Exercise directions: Write the records out again, keeping each line exactly as it is.
═══ Entries supplied ═══
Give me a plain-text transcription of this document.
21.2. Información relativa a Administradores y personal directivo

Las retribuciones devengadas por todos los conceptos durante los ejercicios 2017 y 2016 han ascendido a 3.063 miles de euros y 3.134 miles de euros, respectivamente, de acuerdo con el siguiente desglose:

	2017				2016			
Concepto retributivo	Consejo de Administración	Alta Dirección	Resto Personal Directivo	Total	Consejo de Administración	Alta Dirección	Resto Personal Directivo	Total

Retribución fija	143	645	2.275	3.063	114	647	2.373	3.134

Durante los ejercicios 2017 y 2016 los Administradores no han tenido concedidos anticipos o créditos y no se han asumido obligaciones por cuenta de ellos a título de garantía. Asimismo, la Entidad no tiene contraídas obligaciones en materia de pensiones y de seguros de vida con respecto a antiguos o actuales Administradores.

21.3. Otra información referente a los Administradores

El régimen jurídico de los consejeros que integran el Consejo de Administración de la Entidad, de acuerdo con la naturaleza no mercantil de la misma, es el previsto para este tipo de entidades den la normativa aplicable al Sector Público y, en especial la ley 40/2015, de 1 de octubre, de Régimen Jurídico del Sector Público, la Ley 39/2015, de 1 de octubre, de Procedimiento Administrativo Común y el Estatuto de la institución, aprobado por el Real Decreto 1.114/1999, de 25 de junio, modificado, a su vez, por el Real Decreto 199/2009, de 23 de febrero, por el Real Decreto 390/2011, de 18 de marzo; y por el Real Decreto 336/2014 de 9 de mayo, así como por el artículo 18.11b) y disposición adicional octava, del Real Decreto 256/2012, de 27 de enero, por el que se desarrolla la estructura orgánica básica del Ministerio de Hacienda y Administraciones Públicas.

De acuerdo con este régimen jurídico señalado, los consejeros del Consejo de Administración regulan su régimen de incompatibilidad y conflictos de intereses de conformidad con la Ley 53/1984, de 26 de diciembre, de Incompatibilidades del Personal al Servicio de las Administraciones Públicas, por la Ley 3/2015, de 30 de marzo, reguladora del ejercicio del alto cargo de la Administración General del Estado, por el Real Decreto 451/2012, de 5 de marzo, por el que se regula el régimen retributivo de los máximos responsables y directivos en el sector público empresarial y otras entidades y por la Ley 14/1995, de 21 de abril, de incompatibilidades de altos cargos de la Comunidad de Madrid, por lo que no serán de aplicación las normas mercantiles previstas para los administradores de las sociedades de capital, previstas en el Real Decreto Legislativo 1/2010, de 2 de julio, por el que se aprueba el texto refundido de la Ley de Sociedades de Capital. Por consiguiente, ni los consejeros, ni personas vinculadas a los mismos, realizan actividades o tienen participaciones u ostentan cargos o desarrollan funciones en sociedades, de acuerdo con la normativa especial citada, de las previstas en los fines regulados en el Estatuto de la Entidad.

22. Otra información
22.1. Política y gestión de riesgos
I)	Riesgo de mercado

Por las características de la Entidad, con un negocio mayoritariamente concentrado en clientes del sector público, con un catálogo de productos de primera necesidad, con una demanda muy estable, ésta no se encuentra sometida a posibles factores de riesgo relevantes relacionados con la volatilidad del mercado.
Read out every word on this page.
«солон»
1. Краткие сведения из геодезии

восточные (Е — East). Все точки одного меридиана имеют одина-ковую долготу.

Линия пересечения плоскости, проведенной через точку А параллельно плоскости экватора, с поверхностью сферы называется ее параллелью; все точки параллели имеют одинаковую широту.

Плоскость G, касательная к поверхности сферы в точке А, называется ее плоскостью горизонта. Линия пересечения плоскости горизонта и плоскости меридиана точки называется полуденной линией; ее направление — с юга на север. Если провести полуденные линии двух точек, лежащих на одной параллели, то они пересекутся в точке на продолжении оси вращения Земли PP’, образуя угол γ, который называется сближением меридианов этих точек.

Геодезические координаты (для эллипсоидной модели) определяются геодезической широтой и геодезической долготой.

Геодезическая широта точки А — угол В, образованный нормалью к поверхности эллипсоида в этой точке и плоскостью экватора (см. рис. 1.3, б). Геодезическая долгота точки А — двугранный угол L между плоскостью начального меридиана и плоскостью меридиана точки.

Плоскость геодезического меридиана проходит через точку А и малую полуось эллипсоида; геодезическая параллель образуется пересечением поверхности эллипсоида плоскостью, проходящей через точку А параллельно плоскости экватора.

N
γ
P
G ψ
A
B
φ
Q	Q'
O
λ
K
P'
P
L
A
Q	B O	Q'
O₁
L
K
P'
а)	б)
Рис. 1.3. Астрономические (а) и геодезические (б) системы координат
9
═══
The result:
Give me a plain-text transcription of this document.
21.2. Información relativa a Administradores y personal directivo

Las retribuciones devengadas por todos los conceptos durante los ejercicios 2017 y 2016 han ascendido a 3.063 miles de euros y 3.134 miles de euros, respectivamente, de acuerdo con el siguiente desglose:

	2017				2016			
Concepto retributivo	Consejo de Administración	Alta Dirección	Resto Personal Directivo	Total	Consejo de Administración	Alta Dirección	Resto Personal Directivo	Total

Retribución fija	143	645	2.275	3.063	114	647	2.373	3.134

Durante los ejercicios 2017 y 2016 los Administradores no han tenido concedidos anticipos o créditos y no se han asumido obligaciones por cuenta de ellos a título de garantía. Asimismo, la Entidad no tiene contraídas obligaciones en materia de pensiones y de seguros de vida con respecto a antiguos o actuales Administradores.

21.3. Otra información referente a los Administradores

El régimen jurídico de los consejeros que integran el Consejo de Administración de la Entidad, de acuerdo con la naturaleza no mercantil de la misma, es el previsto para este tipo de entidades den la normativa aplicable al Sector Público y, en especial la ley 40/2015, de 1 de octubre, de Régimen Jurídico del Sector Público, la Ley 39/2015, de 1 de octubre, de Procedimiento Administrativo Común y el Estatuto de la institución, aprobado por el Real Decreto 1.114/1999, de 25 de junio, modificado, a su vez, por el Real Decreto 199/2009, de 23 de febrero, por el Real Decreto 390/2011, de 18 de marzo; y por el Real Decreto 336/2014 de 9 de mayo, así como por el artículo 18.11b) y disposición adicional octava, del Real Decreto 256/2012, de 27 de enero, por el que se desarrolla la estructura orgánica básica del Ministerio de Hacienda y Administraciones Públicas.

De acuerdo con este régimen jurídico señalado, los consejeros del Consejo de Administración regulan su régimen de incompatibilidad y conflictos de intereses de conformidad con la Ley 53/1984, de 26 de diciembre, de Incompatibilidades del Personal al Servicio de las Administraciones Públicas, por la Ley 3/2015, de 30 de marzo, reguladora del ejercicio del alto cargo de la Administración General del Estado, por el Real Decreto 451/2012, de 5 de marzo, por el que se regula el régimen retributivo de los máximos responsables y directivos en el sector público empresarial y otras entidades y por la Ley 14/1995, de 21 de abril, de incompatibilidades de altos cargos de la Comunidad de Madrid, por lo que no serán de aplicación las normas mercantiles previstas para los administradores de las sociedades de capital, previstas en el Real Decreto Legislativo 1/2010, de 2 de julio, por el que se aprueba el texto refundido de la Ley de Sociedades de Capital. Por consiguiente, ni los consejeros, ni personas vinculadas a los mismos, realizan actividades o tienen participaciones u ostentan cargos o desarrollan funciones en sociedades, de acuerdo con la normativa especial citada, de las previstas en los fines regulados en el Estatuto de la Entidad.

22. Otra información
22.1. Política y gestión de riesgos
I)	Riesgo de mercado

Por las características de la Entidad, con un negocio mayoritariamente concentrado en clientes del sector público, con un catálogo de productos de primera necesidad, con una demanda muy estable, ésta no se encuentra sometida a posibles factores de riesgo relevantes relacionados con la volatilidad del mercado.
Read out every word on this page.
«солон»
1. Краткие сведения из геодезии

восточные (Е — East). Все точки одного меридиана имеют одина-ковую долготу.

Линия пересечения плоскости, проведенной через точку А параллельно плоскости экватора, с поверхностью сферы называется ее параллелью; все точки параллели имеют одинаковую широту.

Плоскость G, касательная к поверхности сферы в точке А, называется ее плоскостью горизонта. Линия пересечения плоскости горизонта и плоскости меридиана точки называется полуденной линией; ее направление — с юга на север. Если провести полуденные линии двух точек, лежащих на одной параллели, то они пересекутся в точке на продолжении оси вращения Земли PP’, образуя угол γ, который называется сближением меридианов этих точек.

Геодезические координаты (для эллипсоидной модели) определяются геодезической широтой и геодезической долготой.

Геодезическая широта точки А — угол В, образованный нормалью к поверхности эллипсоида в этой точке и плоскостью экватора (см. рис. 1.3, б). Геодезическая долгота точки А — двугранный угол L между плоскостью начального меридиана и плоскостью меридиана точки.

Плоскость геодезического меридиана проходит через точку А и малую полуось эллипсоида; геодезическая параллель образуется пересечением поверхности эллипсоида плоскостью, проходящей через точку А параллельно плоскости экватора.

N
γ
P
G ψ
A
B
φ
Q	Q'
O
λ
K
P'
P
L
A
Q	B O	Q'
O₁
L
K
P'
а)	б)
Рис. 1.3. Астрономические (а) и геодезические (б) системы координат
9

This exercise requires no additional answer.